=== Exercise details ===
Check every line below for the word "name" and show those that hold it.

=== Records supplied ===
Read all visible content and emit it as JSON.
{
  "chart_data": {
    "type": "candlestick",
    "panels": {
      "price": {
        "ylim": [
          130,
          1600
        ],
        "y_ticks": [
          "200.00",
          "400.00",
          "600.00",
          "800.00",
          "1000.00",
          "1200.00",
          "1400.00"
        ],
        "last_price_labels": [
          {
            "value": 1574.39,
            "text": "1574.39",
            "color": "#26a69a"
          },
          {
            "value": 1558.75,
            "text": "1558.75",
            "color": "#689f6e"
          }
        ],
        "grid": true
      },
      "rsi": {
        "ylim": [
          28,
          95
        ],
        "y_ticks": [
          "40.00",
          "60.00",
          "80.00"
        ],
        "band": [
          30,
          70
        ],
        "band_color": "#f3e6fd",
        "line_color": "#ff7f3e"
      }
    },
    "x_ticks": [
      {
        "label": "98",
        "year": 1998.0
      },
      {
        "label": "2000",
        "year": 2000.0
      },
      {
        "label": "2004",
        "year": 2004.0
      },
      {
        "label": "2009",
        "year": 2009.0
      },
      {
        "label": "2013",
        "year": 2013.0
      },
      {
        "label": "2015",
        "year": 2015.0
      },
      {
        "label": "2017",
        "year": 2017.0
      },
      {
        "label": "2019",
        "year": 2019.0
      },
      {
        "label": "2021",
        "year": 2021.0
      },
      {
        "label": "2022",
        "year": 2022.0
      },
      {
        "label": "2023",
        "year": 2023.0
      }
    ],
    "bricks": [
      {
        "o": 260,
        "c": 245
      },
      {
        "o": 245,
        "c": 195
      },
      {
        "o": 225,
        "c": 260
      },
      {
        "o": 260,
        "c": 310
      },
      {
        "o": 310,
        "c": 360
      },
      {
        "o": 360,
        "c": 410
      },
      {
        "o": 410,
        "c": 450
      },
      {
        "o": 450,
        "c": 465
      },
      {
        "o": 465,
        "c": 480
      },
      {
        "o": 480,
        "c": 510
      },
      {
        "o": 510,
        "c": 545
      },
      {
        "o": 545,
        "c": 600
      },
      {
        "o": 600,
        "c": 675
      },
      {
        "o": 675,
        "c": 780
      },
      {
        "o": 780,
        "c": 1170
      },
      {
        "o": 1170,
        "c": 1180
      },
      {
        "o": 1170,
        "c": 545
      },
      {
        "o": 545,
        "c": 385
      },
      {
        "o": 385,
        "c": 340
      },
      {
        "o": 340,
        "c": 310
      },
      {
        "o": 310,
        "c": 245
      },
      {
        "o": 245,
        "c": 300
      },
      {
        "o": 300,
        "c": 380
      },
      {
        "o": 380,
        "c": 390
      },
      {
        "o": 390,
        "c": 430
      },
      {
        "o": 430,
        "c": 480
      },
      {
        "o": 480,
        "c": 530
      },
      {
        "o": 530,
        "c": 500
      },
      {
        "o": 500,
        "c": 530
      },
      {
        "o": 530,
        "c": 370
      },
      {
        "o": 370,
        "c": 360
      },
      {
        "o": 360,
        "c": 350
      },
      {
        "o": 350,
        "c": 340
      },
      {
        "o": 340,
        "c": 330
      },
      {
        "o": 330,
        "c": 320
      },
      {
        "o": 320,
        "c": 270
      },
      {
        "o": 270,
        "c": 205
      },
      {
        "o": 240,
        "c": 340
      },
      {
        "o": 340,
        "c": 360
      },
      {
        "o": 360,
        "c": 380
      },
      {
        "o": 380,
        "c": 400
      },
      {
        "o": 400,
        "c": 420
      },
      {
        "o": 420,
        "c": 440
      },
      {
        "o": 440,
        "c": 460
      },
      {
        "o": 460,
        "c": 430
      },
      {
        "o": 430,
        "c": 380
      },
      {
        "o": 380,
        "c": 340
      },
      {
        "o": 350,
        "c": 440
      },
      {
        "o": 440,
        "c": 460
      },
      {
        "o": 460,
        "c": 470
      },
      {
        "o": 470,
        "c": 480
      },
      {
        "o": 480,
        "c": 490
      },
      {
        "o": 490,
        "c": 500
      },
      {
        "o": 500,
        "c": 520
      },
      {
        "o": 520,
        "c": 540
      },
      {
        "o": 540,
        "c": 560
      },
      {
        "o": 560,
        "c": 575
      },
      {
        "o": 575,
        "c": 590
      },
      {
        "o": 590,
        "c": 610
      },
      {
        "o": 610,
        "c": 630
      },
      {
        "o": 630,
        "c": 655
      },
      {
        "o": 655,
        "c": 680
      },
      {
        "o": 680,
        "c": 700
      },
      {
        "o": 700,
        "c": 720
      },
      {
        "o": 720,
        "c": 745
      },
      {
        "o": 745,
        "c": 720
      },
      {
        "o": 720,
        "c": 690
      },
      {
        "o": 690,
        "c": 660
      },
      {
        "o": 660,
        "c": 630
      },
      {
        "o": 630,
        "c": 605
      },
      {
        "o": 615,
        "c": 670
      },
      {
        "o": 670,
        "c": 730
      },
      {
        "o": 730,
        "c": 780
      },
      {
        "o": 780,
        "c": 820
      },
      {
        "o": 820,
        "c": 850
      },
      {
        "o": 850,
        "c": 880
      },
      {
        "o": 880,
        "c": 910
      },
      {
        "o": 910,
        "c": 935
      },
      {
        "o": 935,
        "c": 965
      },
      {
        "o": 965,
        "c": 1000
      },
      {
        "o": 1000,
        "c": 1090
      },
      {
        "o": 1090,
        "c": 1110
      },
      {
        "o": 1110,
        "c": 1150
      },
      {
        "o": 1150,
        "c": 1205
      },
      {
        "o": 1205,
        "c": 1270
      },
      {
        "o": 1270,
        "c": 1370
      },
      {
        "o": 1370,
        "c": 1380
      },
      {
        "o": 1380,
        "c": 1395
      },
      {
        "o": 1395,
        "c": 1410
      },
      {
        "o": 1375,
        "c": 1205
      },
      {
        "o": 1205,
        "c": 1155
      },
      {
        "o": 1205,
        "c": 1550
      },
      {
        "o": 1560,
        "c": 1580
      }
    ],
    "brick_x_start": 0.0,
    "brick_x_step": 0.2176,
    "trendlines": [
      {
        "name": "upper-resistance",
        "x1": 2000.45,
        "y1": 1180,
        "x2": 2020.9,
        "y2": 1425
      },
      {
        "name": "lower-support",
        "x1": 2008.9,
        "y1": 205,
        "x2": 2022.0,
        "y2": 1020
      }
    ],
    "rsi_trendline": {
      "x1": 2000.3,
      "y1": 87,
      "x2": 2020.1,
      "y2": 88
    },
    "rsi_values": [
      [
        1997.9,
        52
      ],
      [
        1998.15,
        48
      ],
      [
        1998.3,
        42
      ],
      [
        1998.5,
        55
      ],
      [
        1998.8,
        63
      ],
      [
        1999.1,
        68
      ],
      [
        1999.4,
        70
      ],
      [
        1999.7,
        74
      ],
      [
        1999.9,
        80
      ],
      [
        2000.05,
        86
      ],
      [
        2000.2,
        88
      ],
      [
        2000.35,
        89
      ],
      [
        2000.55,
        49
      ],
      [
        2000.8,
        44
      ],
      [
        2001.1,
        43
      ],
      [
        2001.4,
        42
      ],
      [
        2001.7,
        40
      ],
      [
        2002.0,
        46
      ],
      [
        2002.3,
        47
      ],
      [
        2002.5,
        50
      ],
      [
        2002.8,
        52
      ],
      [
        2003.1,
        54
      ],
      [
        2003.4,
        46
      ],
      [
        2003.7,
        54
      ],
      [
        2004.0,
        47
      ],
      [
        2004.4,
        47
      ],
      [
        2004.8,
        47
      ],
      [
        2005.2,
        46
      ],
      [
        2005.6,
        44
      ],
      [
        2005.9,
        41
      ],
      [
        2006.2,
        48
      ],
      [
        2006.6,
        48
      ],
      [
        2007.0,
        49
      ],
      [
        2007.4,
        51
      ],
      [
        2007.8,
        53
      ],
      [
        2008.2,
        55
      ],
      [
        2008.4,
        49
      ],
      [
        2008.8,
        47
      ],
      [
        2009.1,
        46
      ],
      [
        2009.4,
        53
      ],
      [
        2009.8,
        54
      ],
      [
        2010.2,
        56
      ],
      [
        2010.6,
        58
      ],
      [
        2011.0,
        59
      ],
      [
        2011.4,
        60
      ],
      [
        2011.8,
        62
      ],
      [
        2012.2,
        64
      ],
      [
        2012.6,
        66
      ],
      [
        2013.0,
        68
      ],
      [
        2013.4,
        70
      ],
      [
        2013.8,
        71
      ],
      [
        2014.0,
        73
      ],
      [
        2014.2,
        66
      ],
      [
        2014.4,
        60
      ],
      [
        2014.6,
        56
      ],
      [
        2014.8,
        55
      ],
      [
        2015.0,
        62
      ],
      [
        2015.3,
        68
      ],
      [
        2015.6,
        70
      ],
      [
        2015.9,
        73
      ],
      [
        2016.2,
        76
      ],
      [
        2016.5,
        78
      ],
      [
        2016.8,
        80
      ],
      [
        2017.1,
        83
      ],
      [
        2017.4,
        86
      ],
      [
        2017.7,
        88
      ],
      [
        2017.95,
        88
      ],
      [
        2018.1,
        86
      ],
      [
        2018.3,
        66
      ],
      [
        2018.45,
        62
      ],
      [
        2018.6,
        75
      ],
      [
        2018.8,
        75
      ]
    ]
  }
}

=== Answer to the problem ===
        "name": "upper-resistance",
        "name": "lower-support",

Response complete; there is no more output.